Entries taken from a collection
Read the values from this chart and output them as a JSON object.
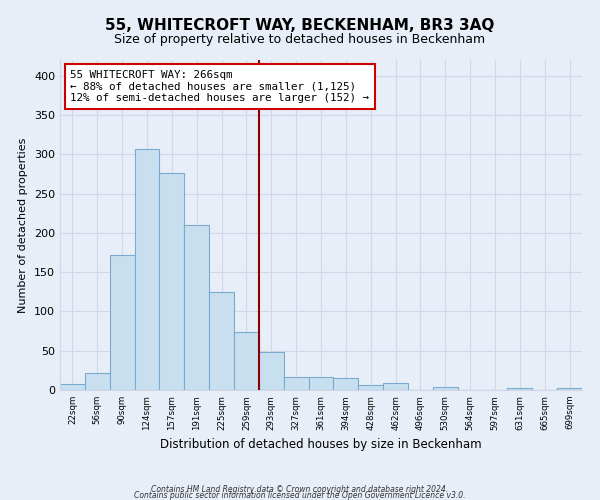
{
  "title": "55, WHITECROFT WAY, BECKENHAM, BR3 3AQ",
  "subtitle": "Size of property relative to detached houses in Beckenham",
  "xlabel": "Distribution of detached houses by size in Beckenham",
  "ylabel": "Number of detached properties",
  "bin_labels": [
    "22sqm",
    "56sqm",
    "90sqm",
    "124sqm",
    "157sqm",
    "191sqm",
    "225sqm",
    "259sqm",
    "293sqm",
    "327sqm",
    "361sqm",
    "394sqm",
    "428sqm",
    "462sqm",
    "496sqm",
    "530sqm",
    "564sqm",
    "597sqm",
    "631sqm",
    "665sqm",
    "699sqm"
  ],
  "bar_values": [
    8,
    22,
    172,
    307,
    276,
    210,
    125,
    74,
    48,
    16,
    16,
    15,
    6,
    9,
    0,
    4,
    0,
    0,
    2,
    0,
    3
  ],
  "bar_color": "#c8dff0",
  "bar_edge_color": "#7aabce",
  "vline_x_index": 7.5,
  "vline_color": "#8b0000",
  "annotation_line1": "55 WHITECROFT WAY: 266sqm",
  "annotation_line2": "← 88% of detached houses are smaller (1,125)",
  "annotation_line3": "12% of semi-detached houses are larger (152) →",
  "annotation_box_color": "white",
  "annotation_box_edge_color": "#cc0000",
  "ylim": [
    0,
    420
  ],
  "yticks": [
    0,
    50,
    100,
    150,
    200,
    250,
    300,
    350,
    400
  ],
  "footer_line1": "Contains HM Land Registry data © Crown copyright and database right 2024.",
  "footer_line2": "Contains public sector information licensed under the Open Government Licence v3.0.",
  "bg_color": "#e8eef8",
  "plot_bg_color": "#e8eef8",
  "grid_color": "#d0d8e8",
  "title_fontsize": 11,
  "subtitle_fontsize": 9
}
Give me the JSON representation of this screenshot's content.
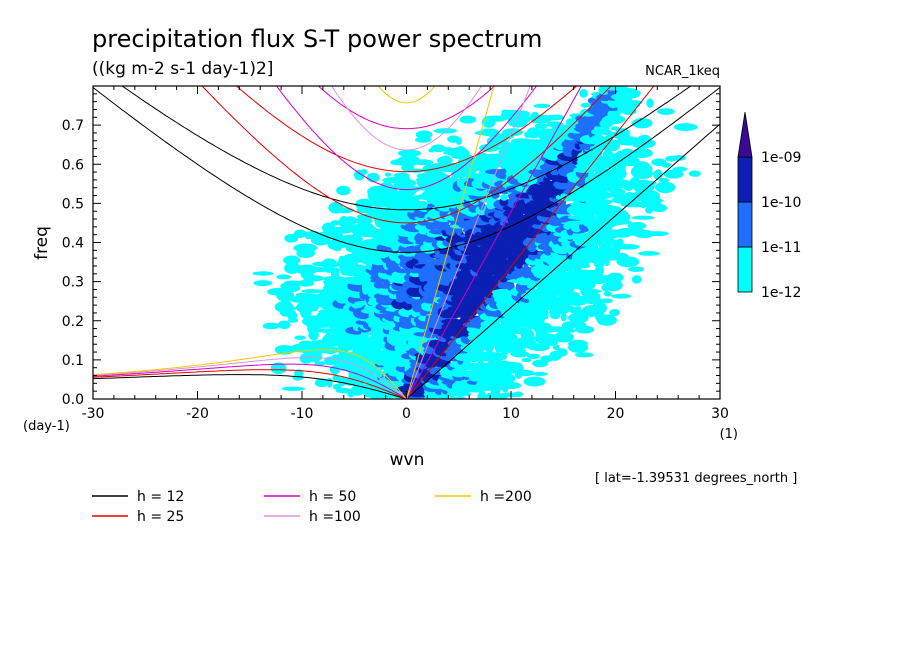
{
  "chart_data": {
    "type": "heatmap",
    "title": "precipitation flux S-T power spectrum",
    "subtitle": "((kg m-2 s-1 day-1)2]",
    "model_label": "NCAR_1keq",
    "xlabel": "wvn",
    "ylabel": "freq",
    "x_unit_label": "(1)",
    "y_unit_label": "(day-1)",
    "xlim": [
      -30,
      30
    ],
    "ylim": [
      0,
      0.8
    ],
    "xticks": [
      "-30",
      "-20",
      "-10",
      "0",
      "10",
      "20",
      "30"
    ],
    "yticks": [
      "0.0",
      "0.1",
      "0.2",
      "0.3",
      "0.4",
      "0.5",
      "0.6",
      "0.7"
    ],
    "colorbar": {
      "labels": [
        "1e-12",
        "1e-11",
        "1e-10",
        "1e-09"
      ],
      "colors": [
        "#00ffff",
        "#1e6fff",
        "#0a1fb4",
        "#3a0a96"
      ]
    },
    "dispersion_curves": [
      {
        "name": "h = 12",
        "color": "#000000"
      },
      {
        "name": "h = 25",
        "color": "#e00000"
      },
      {
        "name": "h = 50",
        "color": "#d000c0"
      },
      {
        "name": "h =100",
        "color": "#e090e0"
      },
      {
        "name": "h =200",
        "color": "#f0c800"
      }
    ],
    "footnote": "[ lat=-1.39531 degrees_north ]",
    "grid": false,
    "legend_position": "bottom-left"
  }
}
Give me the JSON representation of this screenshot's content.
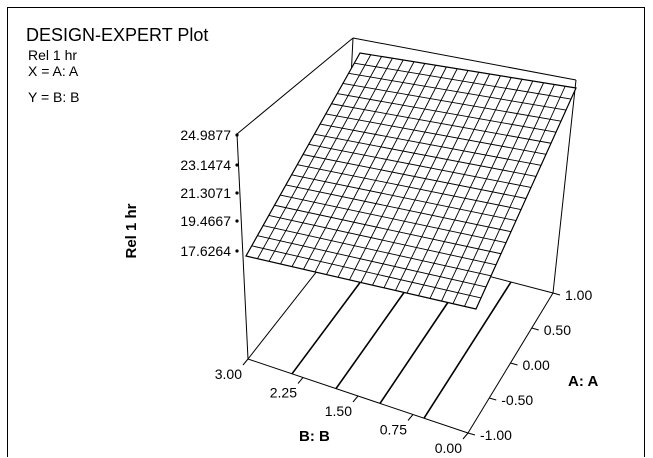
{
  "chart_data": {
    "type": "surface",
    "title": "DESIGN-EXPERT Plot",
    "info_lines": [
      "Rel 1 hr",
      "X = A: A",
      "Y = B: B"
    ],
    "zlabel": "Rel 1 hr",
    "xlabel": "A: A",
    "ylabel": "B: B",
    "z_ticks": [
      "24.9877",
      "23.1474",
      "21.3071",
      "19.4667",
      "17.6264"
    ],
    "x_ticks": [
      "1.00",
      "0.50",
      "0.00",
      "-0.50",
      "-1.00"
    ],
    "y_ticks": [
      "3.00",
      "2.25",
      "1.50",
      "0.75",
      "0.00"
    ],
    "xlim": [
      -1.0,
      1.0
    ],
    "ylim": [
      0.0,
      3.0
    ],
    "zlim": [
      17.6264,
      24.9877
    ],
    "surface_corners": [
      {
        "A": -1.0,
        "B": 0.0,
        "z": 17.2
      },
      {
        "A": 1.0,
        "B": 0.0,
        "z": 25.0
      },
      {
        "A": 1.0,
        "B": 3.0,
        "z": 25.1
      },
      {
        "A": -1.0,
        "B": 3.0,
        "z": 17.6
      }
    ],
    "grid_divisions": 20,
    "contour_lines": 4,
    "colors": {
      "line": "#000000",
      "background": "#ffffff"
    }
  }
}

## Exercise description:
Take the listing and print it again exactly, but without any pictures.

## Solution:
Read the values from this chart and output them as a JSON object.
{
  "title": "55, WHITECROFT WAY, BECKENHAM, BR3 3AQ",
  "subtitle": "Size of property relative to detached houses in Beckenham",
  "xlabel": "Distribution of detached houses by size in Beckenham",
  "ylabel": "Number of detached properties",
  "bin_labels": [
    "22sqm",
    "56sqm",
    "90sqm",
    "124sqm",
    "157sqm",
    "191sqm",
    "225sqm",
    "259sqm",
    "293sqm",
    "327sqm",
    "361sqm",
    "394sqm",
    "428sqm",
    "462sqm",
    "496sqm",
    "530sqm",
    "564sqm",
    "597sqm",
    "631sqm",
    "665sqm",
    "699sqm"
  ],
  "bar_values": [
    8,
    22,
    172,
    307,
    276,
    210,
    125,
    74,
    48,
    16,
    16,
    15,
    6,
    9,
    0,
    4,
    0,
    0,
    2,
    0,
    3
  ],
  "bar_color": "#c8dff0",
  "bar_edge_color": "#7aabce",
  "vline_x_index": 7.5,
  "vline_color": "#8b0000",
  "annotation_line1": "55 WHITECROFT WAY: 266sqm",
  "annotation_line2": "← 88% of detached houses are smaller (1,125)",
  "annotation_line3": "12% of semi-detached houses are larger (152) →",
  "annotation_box_color": "white",
  "annotation_box_edge_color": "#cc0000",
  "ylim": [
    0,
    420
  ],
  "yticks": [
    0,
    50,
    100,
    150,
    200,
    250,
    300,
    350,
    400
  ],
  "footer_line1": "Contains HM Land Registry data © Crown copyright and database right 2024.",
  "footer_line2": "Contains public sector information licensed under the Open Government Licence v3.0.",
  "bg_color": "#e8eef8",
  "plot_bg_color": "#e8eef8",
  "grid_color": "#d0d8e8",
  "title_fontsize": 11,
  "subtitle_fontsize": 9
}
Give me the JSON representation of this screenshot's content.
{
  "chart_data": {
    "type": "heatmap",
    "title": "precipitation flux S-T power spectrum",
    "subtitle": "((kg m-2 s-1 day-1)2]",
    "model_label": "NCAR_1keq",
    "xlabel": "wvn",
    "ylabel": "freq",
    "x_unit_label": "(1)",
    "y_unit_label": "(day-1)",
    "xlim": [
      -30,
      30
    ],
    "ylim": [
      0,
      0.8
    ],
    "xticks": [
      "-30",
      "-20",
      "-10",
      "0",
      "10",
      "20",
      "30"
    ],
    "yticks": [
      "0.0",
      "0.1",
      "0.2",
      "0.3",
      "0.4",
      "0.5",
      "0.6",
      "0.7"
    ],
    "colorbar": {
      "labels": [
        "1e-12",
        "1e-11",
        "1e-10",
        "1e-09"
      ],
      "colors": [
        "#00ffff",
        "#1e6fff",
        "#0a1fb4",
        "#3a0a96"
      ]
    },
    "dispersion_curves": [
      {
        "name": "h = 12",
        "color": "#000000"
      },
      {
        "name": "h = 25",
        "color": "#e00000"
      },
      {
        "name": "h = 50",
        "color": "#d000c0"
      },
      {
        "name": "h =100",
        "color": "#e090e0"
      },
      {
        "name": "h =200",
        "color": "#f0c800"
      }
    ],
    "footnote": "[ lat=-1.39531 degrees_north ]",
    "grid": false,
    "legend_position": "bottom-left"
  }
}
Give me the JSON representation of this screenshot's content.
{
  "chart_data": {
    "type": "surface",
    "title": "DESIGN-EXPERT Plot",
    "info_lines": [
      "Rel 1 hr",
      "X = A: A",
      "Y = B: B"
    ],
    "zlabel": "Rel 1 hr",
    "xlabel": "A: A",
    "ylabel": "B: B",
    "z_ticks": [
      "24.9877",
      "23.1474",
      "21.3071",
      "19.4667",
      "17.6264"
    ],
    "x_ticks": [
      "1.00",
      "0.50",
      "0.00",
      "-0.50",
      "-1.00"
    ],
    "y_ticks": [
      "3.00",
      "2.25",
      "1.50",
      "0.75",
      "0.00"
    ],
    "xlim": [
      -1.0,
      1.0
    ],
    "ylim": [
      0.0,
      3.0
    ],
    "zlim": [
      17.6264,
      24.9877
    ],
    "surface_corners": [
      {
        "A": -1.0,
        "B": 0.0,
        "z": 17.2
      },
      {
        "A": 1.0,
        "B": 0.0,
        "z": 25.0
      },
      {
        "A": 1.0,
        "B": 3.0,
        "z": 25.1
      },
      {
        "A": -1.0,
        "B": 3.0,
        "z": 17.6
      }
    ],
    "grid_divisions": 20,
    "contour_lines": 4,
    "colors": {
      "line": "#000000",
      "background": "#ffffff"
    }
  }
}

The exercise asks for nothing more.